* [Problem requirements]: The records are to be restated in their entirety, word for word.

[Start Dataset records]

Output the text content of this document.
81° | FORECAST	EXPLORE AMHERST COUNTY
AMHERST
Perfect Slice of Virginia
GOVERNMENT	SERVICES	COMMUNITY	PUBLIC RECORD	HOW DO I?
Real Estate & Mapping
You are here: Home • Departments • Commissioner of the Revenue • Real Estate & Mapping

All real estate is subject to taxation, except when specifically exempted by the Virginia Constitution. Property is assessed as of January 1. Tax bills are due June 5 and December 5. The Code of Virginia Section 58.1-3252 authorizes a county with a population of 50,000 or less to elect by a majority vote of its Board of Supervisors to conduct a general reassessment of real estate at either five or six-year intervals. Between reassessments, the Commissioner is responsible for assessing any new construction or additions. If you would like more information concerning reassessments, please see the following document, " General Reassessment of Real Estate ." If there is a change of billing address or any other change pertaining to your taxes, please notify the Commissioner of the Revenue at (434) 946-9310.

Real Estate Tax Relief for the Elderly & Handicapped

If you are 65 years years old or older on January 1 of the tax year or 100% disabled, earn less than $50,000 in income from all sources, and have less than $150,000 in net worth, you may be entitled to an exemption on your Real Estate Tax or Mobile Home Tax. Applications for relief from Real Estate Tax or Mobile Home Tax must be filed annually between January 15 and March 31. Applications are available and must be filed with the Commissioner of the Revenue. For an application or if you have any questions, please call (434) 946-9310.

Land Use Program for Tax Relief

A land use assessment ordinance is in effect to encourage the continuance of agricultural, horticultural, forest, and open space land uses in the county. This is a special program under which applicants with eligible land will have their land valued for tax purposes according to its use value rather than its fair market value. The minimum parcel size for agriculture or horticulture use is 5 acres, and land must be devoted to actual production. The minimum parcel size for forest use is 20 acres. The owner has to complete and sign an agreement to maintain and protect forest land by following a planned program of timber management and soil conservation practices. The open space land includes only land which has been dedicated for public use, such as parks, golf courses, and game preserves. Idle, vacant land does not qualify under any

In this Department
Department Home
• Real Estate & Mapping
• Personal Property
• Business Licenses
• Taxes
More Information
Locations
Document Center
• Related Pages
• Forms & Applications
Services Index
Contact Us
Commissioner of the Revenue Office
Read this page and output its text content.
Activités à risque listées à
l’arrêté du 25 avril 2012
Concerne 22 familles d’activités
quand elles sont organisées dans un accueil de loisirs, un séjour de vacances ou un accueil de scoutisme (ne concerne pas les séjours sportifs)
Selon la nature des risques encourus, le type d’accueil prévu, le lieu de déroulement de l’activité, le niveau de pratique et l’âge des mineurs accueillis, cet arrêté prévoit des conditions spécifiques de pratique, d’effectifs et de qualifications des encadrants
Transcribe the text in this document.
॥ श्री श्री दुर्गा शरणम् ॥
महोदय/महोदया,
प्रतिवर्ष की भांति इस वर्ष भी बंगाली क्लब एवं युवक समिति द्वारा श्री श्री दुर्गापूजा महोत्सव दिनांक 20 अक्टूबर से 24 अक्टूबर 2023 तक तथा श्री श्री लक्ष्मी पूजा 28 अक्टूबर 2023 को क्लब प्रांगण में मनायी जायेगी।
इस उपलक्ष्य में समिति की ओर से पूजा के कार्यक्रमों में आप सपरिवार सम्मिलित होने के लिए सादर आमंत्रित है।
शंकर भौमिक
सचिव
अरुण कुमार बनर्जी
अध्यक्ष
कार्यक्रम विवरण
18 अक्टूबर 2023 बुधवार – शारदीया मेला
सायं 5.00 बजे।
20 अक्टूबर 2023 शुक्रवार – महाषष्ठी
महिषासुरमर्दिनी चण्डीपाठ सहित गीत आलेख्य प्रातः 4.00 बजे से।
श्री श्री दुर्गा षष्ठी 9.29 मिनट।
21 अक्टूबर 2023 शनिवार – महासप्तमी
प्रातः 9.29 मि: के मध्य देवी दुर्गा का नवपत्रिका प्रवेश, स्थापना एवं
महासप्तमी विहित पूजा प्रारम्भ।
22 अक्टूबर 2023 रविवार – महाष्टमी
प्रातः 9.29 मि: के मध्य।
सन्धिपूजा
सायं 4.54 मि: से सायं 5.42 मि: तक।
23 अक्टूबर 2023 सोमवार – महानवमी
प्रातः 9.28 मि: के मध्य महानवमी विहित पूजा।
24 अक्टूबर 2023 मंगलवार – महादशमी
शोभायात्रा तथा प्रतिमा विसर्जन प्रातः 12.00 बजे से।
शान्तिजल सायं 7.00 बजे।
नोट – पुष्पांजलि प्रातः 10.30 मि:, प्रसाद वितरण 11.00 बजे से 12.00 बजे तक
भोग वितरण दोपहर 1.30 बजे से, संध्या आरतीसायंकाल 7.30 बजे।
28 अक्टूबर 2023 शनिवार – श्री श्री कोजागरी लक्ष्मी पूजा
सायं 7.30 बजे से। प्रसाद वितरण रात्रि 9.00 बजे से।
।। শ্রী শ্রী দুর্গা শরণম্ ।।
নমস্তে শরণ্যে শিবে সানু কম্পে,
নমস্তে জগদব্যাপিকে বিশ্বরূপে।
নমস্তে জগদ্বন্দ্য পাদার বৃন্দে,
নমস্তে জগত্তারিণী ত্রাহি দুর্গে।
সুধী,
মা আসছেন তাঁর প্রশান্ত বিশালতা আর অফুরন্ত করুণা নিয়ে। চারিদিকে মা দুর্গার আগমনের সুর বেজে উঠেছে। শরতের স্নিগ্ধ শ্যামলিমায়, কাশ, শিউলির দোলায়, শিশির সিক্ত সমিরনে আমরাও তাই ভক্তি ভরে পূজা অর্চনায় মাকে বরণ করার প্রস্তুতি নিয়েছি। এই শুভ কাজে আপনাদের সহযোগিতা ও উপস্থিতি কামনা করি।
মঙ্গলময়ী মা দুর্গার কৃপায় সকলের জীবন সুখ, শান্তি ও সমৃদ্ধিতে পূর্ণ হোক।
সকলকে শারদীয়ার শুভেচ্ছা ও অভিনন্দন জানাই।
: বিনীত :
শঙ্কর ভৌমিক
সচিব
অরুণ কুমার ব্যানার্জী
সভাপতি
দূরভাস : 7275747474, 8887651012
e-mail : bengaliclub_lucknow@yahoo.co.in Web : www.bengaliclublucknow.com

[End Dataset records]

* [Final result]:
Output the text content of this document.
81° | FORECAST	EXPLORE AMHERST COUNTY
AMHERST
Perfect Slice of Virginia
GOVERNMENT	SERVICES	COMMUNITY	PUBLIC RECORD	HOW DO I?
Real Estate & Mapping
You are here: Home • Departments • Commissioner of the Revenue • Real Estate & Mapping

All real estate is subject to taxation, except when specifically exempted by the Virginia Constitution. Property is assessed as of January 1. Tax bills are due June 5 and December 5. The Code of Virginia Section 58.1-3252 authorizes a county with a population of 50,000 or less to elect by a majority vote of its Board of Supervisors to conduct a general reassessment of real estate at either five or six-year intervals. Between reassessments, the Commissioner is responsible for assessing any new construction or additions. If you would like more information concerning reassessments, please see the following document, " General Reassessment of Real Estate ." If there is a change of billing address or any other change pertaining to your taxes, please notify the Commissioner of the Revenue at (434) 946-9310.

Real Estate Tax Relief for the Elderly & Handicapped

If you are 65 years years old or older on January 1 of the tax year or 100% disabled, earn less than $50,000 in income from all sources, and have less than $150,000 in net worth, you may be entitled to an exemption on your Real Estate Tax or Mobile Home Tax. Applications for relief from Real Estate Tax or Mobile Home Tax must be filed annually between January 15 and March 31. Applications are available and must be filed with the Commissioner of the Revenue. For an application or if you have any questions, please call (434) 946-9310.

Land Use Program for Tax Relief

A land use assessment ordinance is in effect to encourage the continuance of agricultural, horticultural, forest, and open space land uses in the county. This is a special program under which applicants with eligible land will have their land valued for tax purposes according to its use value rather than its fair market value. The minimum parcel size for agriculture or horticulture use is 5 acres, and land must be devoted to actual production. The minimum parcel size for forest use is 20 acres. The owner has to complete and sign an agreement to maintain and protect forest land by following a planned program of timber management and soil conservation practices. The open space land includes only land which has been dedicated for public use, such as parks, golf courses, and game preserves. Idle, vacant land does not qualify under any

In this Department
Department Home
• Real Estate & Mapping
• Personal Property
• Business Licenses
• Taxes
More Information
Locations
Document Center
• Related Pages
• Forms & Applications
Services Index
Contact Us
Commissioner of the Revenue Office
Read this page and output its text content.
Activités à risque listées à
l’arrêté du 25 avril 2012
Concerne 22 familles d’activités
quand elles sont organisées dans un accueil de loisirs, un séjour de vacances ou un accueil de scoutisme (ne concerne pas les séjours sportifs)
Selon la nature des risques encourus, le type d’accueil prévu, le lieu de déroulement de l’activité, le niveau de pratique et l’âge des mineurs accueillis, cet arrêté prévoit des conditions spécifiques de pratique, d’effectifs et de qualifications des encadrants
Transcribe the text in this document.
॥ श्री श्री दुर्गा शरणम् ॥
महोदय/महोदया,
प्रतिवर्ष की भांति इस वर्ष भी बंगाली क्लब एवं युवक समिति द्वारा श्री श्री दुर्गापूजा महोत्सव दिनांक 20 अक्टूबर से 24 अक्टूबर 2023 तक तथा श्री श्री लक्ष्मी पूजा 28 अक्टूबर 2023 को क्लब प्रांगण में मनायी जायेगी।
इस उपलक्ष्य में समिति की ओर से पूजा के कार्यक्रमों में आप सपरिवार सम्मिलित होने के लिए सादर आमंत्रित है।
शंकर भौमिक
सचिव
अरुण कुमार बनर्जी
अध्यक्ष
कार्यक्रम विवरण
18 अक्टूबर 2023 बुधवार – शारदीया मेला
सायं 5.00 बजे।
20 अक्टूबर 2023 शुक्रवार – महाषष्ठी
महिषासुरमर्दिनी चण्डीपाठ सहित गीत आलेख्य प्रातः 4.00 बजे से।
श्री श्री दुर्गा षष्ठी 9.29 मिनट।
21 अक्टूबर 2023 शनिवार – महासप्तमी
प्रातः 9.29 मि: के मध्य देवी दुर्गा का नवपत्रिका प्रवेश, स्थापना एवं
महासप्तमी विहित पूजा प्रारम्भ।
22 अक्टूबर 2023 रविवार – महाष्टमी
प्रातः 9.29 मि: के मध्य।
सन्धिपूजा
सायं 4.54 मि: से सायं 5.42 मि: तक।
23 अक्टूबर 2023 सोमवार – महानवमी
प्रातः 9.28 मि: के मध्य महानवमी विहित पूजा।
24 अक्टूबर 2023 मंगलवार – महादशमी
शोभायात्रा तथा प्रतिमा विसर्जन प्रातः 12.00 बजे से।
शान्तिजल सायं 7.00 बजे।
नोट – पुष्पांजलि प्रातः 10.30 मि:, प्रसाद वितरण 11.00 बजे से 12.00 बजे तक
भोग वितरण दोपहर 1.30 बजे से, संध्या आरतीसायंकाल 7.30 बजे।
28 अक्टूबर 2023 शनिवार – श्री श्री कोजागरी लक्ष्मी पूजा
सायं 7.30 बजे से। प्रसाद वितरण रात्रि 9.00 बजे से।
।। শ্রী শ্রী দুর্গা শরণম্ ।।
নমস্তে শরণ্যে শিবে সানু কম্পে,
নমস্তে জগদব্যাপিকে বিশ্বরূপে।
নমস্তে জগদ্বন্দ্য পাদার বৃন্দে,
নমস্তে জগত্তারিণী ত্রাহি দুর্গে।
সুধী,
মা আসছেন তাঁর প্রশান্ত বিশালতা আর অফুরন্ত করুণা নিয়ে। চারিদিকে মা দুর্গার আগমনের সুর বেজে উঠেছে। শরতের স্নিগ্ধ শ্যামলিমায়, কাশ, শিউলির দোলায়, শিশির সিক্ত সমিরনে আমরাও তাই ভক্তি ভরে পূজা অর্চনায় মাকে বরণ করার প্রস্তুতি নিয়েছি। এই শুভ কাজে আপনাদের সহযোগিতা ও উপস্থিতি কামনা করি।
মঙ্গলময়ী মা দুর্গার কৃপায় সকলের জীবন সুখ, শান্তি ও সমৃদ্ধিতে পূর্ণ হোক।
সকলকে শারদীয়ার শুভেচ্ছা ও অভিনন্দন জানাই।
: বিনীত :
শঙ্কর ভৌমিক
সচিব
অরুণ কুমার ব্যানার্জী
সভাপতি
দূরভাস : 7275747474, 8887651012
e-mail : bengaliclub_lucknow@yahoo.co.in Web : www.bengaliclublucknow.com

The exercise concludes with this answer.